**TASK DESCRIPTION**: Using the listing below, copy every line that mentions "route".

--- Begin RAW DATA ---

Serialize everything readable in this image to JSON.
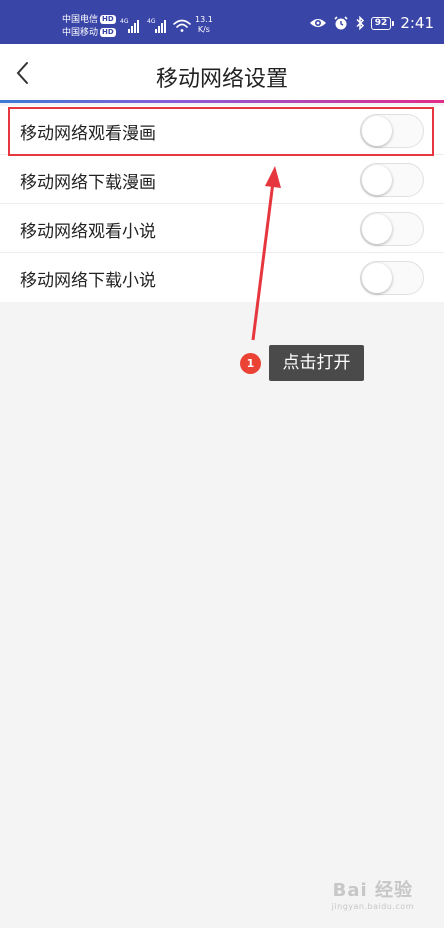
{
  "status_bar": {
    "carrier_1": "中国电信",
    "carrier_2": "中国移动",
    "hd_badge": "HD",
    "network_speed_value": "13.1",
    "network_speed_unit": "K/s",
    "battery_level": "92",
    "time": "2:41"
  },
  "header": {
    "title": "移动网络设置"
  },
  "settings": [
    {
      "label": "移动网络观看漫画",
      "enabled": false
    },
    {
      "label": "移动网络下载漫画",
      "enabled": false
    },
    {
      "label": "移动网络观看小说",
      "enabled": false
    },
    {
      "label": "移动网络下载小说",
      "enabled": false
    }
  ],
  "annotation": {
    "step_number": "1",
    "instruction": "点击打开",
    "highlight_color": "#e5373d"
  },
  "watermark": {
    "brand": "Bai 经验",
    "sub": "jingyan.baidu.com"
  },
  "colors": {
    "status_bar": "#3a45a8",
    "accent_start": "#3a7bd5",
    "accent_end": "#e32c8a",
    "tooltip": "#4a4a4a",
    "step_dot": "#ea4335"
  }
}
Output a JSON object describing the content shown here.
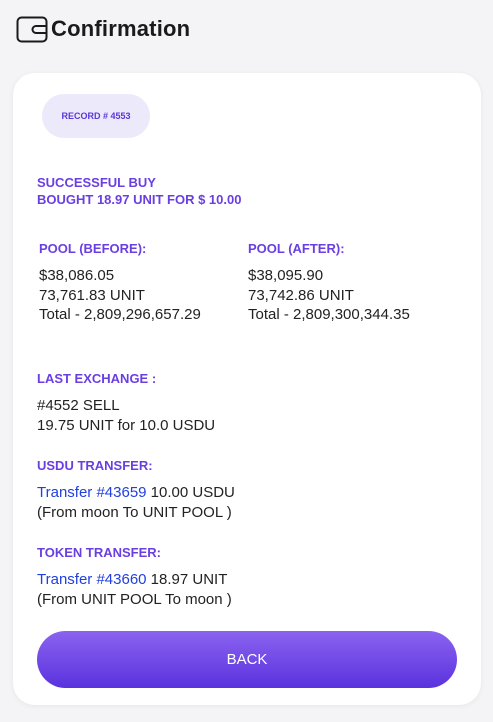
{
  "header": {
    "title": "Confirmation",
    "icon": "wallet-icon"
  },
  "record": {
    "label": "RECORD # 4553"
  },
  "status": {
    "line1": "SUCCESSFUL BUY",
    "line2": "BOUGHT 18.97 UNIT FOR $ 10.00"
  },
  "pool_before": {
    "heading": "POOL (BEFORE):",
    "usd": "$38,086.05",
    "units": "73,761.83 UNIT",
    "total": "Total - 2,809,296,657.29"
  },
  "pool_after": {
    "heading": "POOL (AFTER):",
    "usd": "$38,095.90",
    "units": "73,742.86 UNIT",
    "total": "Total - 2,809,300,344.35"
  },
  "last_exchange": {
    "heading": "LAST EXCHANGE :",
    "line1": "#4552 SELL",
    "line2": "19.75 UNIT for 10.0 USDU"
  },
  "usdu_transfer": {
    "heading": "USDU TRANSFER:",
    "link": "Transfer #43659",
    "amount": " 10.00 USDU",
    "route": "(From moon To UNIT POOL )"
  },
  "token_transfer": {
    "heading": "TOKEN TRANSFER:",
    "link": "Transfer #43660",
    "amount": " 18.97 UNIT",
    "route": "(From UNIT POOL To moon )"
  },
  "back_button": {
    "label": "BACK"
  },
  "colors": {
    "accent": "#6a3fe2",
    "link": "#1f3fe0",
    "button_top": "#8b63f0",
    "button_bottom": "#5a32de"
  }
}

--- End RAW DATA ---
--- Begin RAW DATA ---

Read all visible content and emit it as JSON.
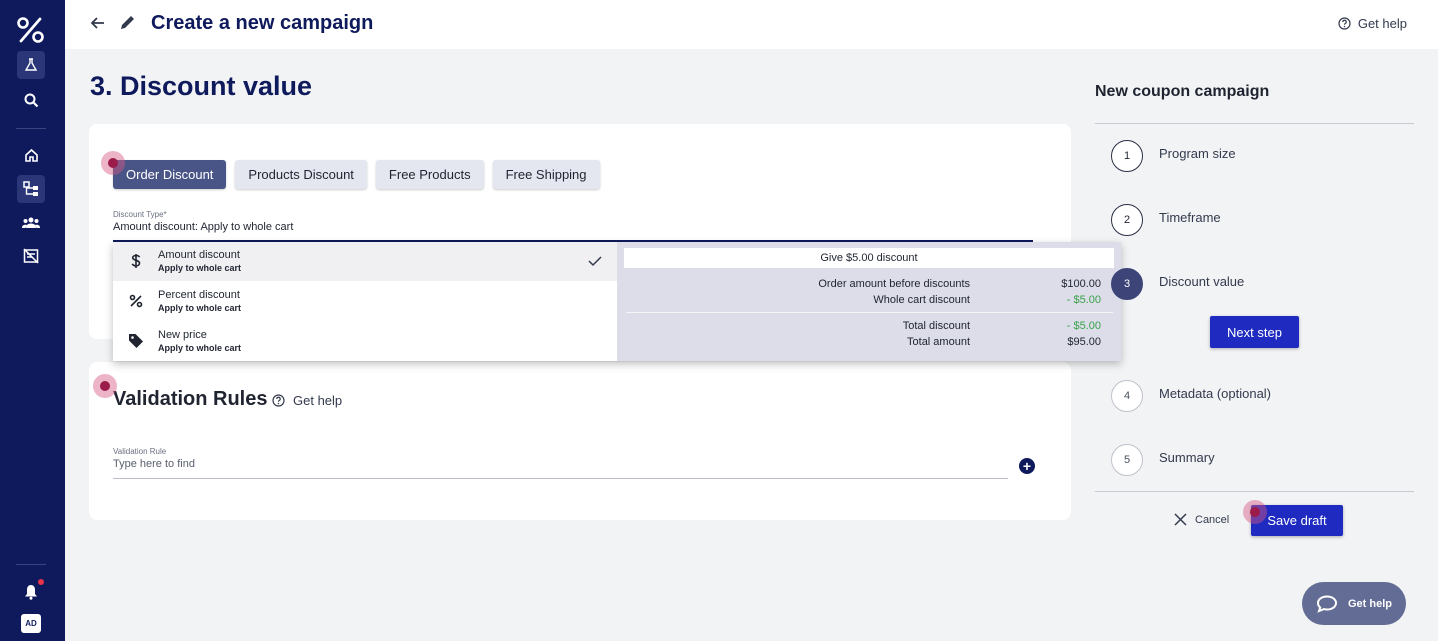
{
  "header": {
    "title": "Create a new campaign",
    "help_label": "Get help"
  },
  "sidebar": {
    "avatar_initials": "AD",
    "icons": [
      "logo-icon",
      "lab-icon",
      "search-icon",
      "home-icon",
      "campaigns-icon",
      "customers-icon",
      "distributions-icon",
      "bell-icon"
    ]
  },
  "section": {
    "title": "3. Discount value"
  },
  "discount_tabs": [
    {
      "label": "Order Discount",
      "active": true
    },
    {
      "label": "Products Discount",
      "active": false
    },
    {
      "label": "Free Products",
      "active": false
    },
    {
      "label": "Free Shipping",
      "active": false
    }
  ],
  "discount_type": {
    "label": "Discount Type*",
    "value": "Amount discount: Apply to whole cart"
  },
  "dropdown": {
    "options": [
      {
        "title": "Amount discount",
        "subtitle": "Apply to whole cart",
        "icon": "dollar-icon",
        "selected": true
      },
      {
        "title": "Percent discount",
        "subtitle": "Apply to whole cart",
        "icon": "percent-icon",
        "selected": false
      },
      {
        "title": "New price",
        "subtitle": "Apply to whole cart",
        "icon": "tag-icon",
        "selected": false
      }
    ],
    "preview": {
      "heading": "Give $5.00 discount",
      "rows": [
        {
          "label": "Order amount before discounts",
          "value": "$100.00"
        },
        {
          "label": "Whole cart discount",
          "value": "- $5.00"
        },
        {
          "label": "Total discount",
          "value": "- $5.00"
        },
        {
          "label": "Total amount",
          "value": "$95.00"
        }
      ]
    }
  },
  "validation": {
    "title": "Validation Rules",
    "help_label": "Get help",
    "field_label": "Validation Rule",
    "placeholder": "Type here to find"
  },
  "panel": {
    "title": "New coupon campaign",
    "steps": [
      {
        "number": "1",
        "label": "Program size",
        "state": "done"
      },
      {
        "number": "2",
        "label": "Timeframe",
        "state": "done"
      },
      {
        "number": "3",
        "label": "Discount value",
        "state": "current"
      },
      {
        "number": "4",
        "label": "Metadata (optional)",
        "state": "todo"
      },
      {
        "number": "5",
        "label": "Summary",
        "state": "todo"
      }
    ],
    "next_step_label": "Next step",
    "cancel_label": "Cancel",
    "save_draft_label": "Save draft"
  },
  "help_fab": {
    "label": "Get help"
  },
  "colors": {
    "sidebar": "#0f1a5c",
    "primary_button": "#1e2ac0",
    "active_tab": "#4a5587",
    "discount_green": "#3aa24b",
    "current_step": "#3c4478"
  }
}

--- End RAW DATA ---
--- Begin RAW DATA ---

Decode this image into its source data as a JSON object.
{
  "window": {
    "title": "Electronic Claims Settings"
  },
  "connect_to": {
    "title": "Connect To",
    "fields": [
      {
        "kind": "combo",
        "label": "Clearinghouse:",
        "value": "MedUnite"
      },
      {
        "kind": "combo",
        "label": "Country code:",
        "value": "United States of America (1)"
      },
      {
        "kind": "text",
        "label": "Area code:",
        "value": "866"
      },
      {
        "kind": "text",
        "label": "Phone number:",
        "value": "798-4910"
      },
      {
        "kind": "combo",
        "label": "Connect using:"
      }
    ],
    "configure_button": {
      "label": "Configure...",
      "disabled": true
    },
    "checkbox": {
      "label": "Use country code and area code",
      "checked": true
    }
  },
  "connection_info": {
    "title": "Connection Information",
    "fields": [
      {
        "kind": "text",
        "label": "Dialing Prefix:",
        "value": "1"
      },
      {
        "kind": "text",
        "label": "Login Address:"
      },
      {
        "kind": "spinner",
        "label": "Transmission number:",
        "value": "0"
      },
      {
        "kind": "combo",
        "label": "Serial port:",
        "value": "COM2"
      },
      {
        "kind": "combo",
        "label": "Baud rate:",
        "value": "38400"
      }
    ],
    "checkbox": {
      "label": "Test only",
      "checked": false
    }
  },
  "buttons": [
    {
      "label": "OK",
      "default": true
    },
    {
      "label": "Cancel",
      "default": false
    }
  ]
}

--- End RAW DATA ---

**PROBLEM SOLUTION**:
    "route": "(From moon To UNIT POOL )"
    "route": "(From UNIT POOL To moon )"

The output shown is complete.